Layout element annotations
★ ★ ★ ★ ★

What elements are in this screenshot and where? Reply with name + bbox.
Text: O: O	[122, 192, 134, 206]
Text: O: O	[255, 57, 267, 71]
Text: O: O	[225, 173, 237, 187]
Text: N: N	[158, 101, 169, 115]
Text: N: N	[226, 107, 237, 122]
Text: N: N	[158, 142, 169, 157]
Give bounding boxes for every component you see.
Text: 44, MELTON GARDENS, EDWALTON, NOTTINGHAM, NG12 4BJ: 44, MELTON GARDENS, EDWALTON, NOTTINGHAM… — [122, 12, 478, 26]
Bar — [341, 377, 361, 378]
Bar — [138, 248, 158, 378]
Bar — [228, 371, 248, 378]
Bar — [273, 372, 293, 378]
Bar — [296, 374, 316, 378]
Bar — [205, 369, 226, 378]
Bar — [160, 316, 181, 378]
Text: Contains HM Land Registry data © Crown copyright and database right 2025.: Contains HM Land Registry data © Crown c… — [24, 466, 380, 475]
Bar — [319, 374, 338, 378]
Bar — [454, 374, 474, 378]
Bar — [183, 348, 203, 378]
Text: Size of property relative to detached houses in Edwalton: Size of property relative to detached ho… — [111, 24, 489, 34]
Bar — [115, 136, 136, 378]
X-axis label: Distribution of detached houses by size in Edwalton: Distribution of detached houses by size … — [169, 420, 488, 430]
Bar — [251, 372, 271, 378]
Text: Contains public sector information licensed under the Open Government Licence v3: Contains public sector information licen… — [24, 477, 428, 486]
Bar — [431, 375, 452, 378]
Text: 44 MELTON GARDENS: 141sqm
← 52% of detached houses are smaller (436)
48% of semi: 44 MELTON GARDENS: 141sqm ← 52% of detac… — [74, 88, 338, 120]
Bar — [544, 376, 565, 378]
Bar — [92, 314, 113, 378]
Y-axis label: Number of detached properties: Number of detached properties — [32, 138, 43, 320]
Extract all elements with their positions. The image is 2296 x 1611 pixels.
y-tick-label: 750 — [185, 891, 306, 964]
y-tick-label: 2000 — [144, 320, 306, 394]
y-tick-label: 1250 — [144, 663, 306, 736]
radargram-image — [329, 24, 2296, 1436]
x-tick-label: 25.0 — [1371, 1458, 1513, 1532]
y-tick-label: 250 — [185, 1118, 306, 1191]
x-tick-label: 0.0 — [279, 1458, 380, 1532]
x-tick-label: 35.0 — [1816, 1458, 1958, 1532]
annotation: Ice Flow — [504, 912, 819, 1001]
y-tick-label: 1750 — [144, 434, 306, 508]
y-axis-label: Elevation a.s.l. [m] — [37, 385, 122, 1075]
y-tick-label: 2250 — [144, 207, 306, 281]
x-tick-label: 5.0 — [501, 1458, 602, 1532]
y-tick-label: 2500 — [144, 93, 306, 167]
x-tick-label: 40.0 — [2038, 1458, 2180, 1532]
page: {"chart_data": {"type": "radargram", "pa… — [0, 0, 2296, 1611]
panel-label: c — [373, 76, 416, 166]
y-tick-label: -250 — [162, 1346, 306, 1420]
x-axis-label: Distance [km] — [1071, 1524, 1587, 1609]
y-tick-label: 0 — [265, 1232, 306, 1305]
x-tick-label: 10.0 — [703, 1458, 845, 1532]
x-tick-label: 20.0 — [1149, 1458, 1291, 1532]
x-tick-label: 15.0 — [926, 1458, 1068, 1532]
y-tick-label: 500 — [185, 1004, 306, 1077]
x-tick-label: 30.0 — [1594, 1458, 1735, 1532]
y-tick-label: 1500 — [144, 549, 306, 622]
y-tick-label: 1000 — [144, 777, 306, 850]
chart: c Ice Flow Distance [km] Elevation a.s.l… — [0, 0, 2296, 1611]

★ ★ ★ ★ ★

◆ Written exercise: Print every line of these entries again without any changes.

◆ Written solution:
What elements are in this screenshot and where? Reply with name + bbox.
Text: O: O	[122, 192, 134, 206]
Text: O: O	[255, 57, 267, 71]
Text: O: O	[225, 173, 237, 187]
Text: N: N	[158, 101, 169, 115]
Text: N: N	[226, 107, 237, 122]
Text: N: N	[158, 142, 169, 157]
Give bounding boxes for every component you see.
Text: 44, MELTON GARDENS, EDWALTON, NOTTINGHAM, NG12 4BJ: 44, MELTON GARDENS, EDWALTON, NOTTINGHAM… — [122, 12, 478, 26]
Bar — [341, 377, 361, 378]
Bar — [138, 248, 158, 378]
Bar — [228, 371, 248, 378]
Bar — [273, 372, 293, 378]
Bar — [296, 374, 316, 378]
Bar — [205, 369, 226, 378]
Bar — [160, 316, 181, 378]
Text: Contains HM Land Registry data © Crown copyright and database right 2025.: Contains HM Land Registry data © Crown c… — [24, 466, 380, 475]
Bar — [319, 374, 338, 378]
Bar — [454, 374, 474, 378]
Bar — [183, 348, 203, 378]
Text: Size of property relative to detached houses in Edwalton: Size of property relative to detached ho… — [111, 24, 489, 34]
Bar — [115, 136, 136, 378]
X-axis label: Distribution of detached houses by size in Edwalton: Distribution of detached houses by size … — [169, 420, 488, 430]
Bar — [251, 372, 271, 378]
Text: Contains public sector information licensed under the Open Government Licence v3: Contains public sector information licen… — [24, 477, 428, 486]
Bar — [431, 375, 452, 378]
Text: 44 MELTON GARDENS: 141sqm
← 52% of detached houses are smaller (436)
48% of semi: 44 MELTON GARDENS: 141sqm ← 52% of detac… — [74, 88, 338, 120]
Bar — [544, 376, 565, 378]
Bar — [92, 314, 113, 378]
Y-axis label: Number of detached properties: Number of detached properties — [32, 138, 43, 320]
Extract all elements with their positions. The image is 2296 x 1611 pixels.
y-tick-label: 750 — [185, 891, 306, 964]
y-tick-label: 2000 — [144, 320, 306, 394]
y-tick-label: 1250 — [144, 663, 306, 736]
radargram-image — [329, 24, 2296, 1436]
x-tick-label: 25.0 — [1371, 1458, 1513, 1532]
y-tick-label: 250 — [185, 1118, 306, 1191]
x-tick-label: 0.0 — [279, 1458, 380, 1532]
x-tick-label: 35.0 — [1816, 1458, 1958, 1532]
annotation: Ice Flow — [504, 912, 819, 1001]
y-tick-label: 1750 — [144, 434, 306, 508]
y-axis-label: Elevation a.s.l. [m] — [37, 385, 122, 1075]
y-tick-label: 2250 — [144, 207, 306, 281]
x-tick-label: 5.0 — [501, 1458, 602, 1532]
y-tick-label: 2500 — [144, 93, 306, 167]
x-tick-label: 40.0 — [2038, 1458, 2180, 1532]
page: {"chart_data": {"type": "radargram", "pa… — [0, 0, 2296, 1611]
panel-label: c — [373, 76, 416, 166]
y-tick-label: -250 — [162, 1346, 306, 1420]
x-axis-label: Distance [km] — [1071, 1524, 1587, 1609]
y-tick-label: 0 — [265, 1232, 306, 1305]
x-tick-label: 10.0 — [703, 1458, 845, 1532]
x-tick-label: 20.0 — [1149, 1458, 1291, 1532]
x-tick-label: 15.0 — [926, 1458, 1068, 1532]
y-tick-label: 500 — [185, 1004, 306, 1077]
x-tick-label: 30.0 — [1594, 1458, 1735, 1532]
y-tick-label: 1500 — [144, 549, 306, 622]
y-tick-label: 1000 — [144, 777, 306, 850]
chart: c Ice Flow Distance [km] Elevation a.s.l… — [0, 0, 2296, 1611]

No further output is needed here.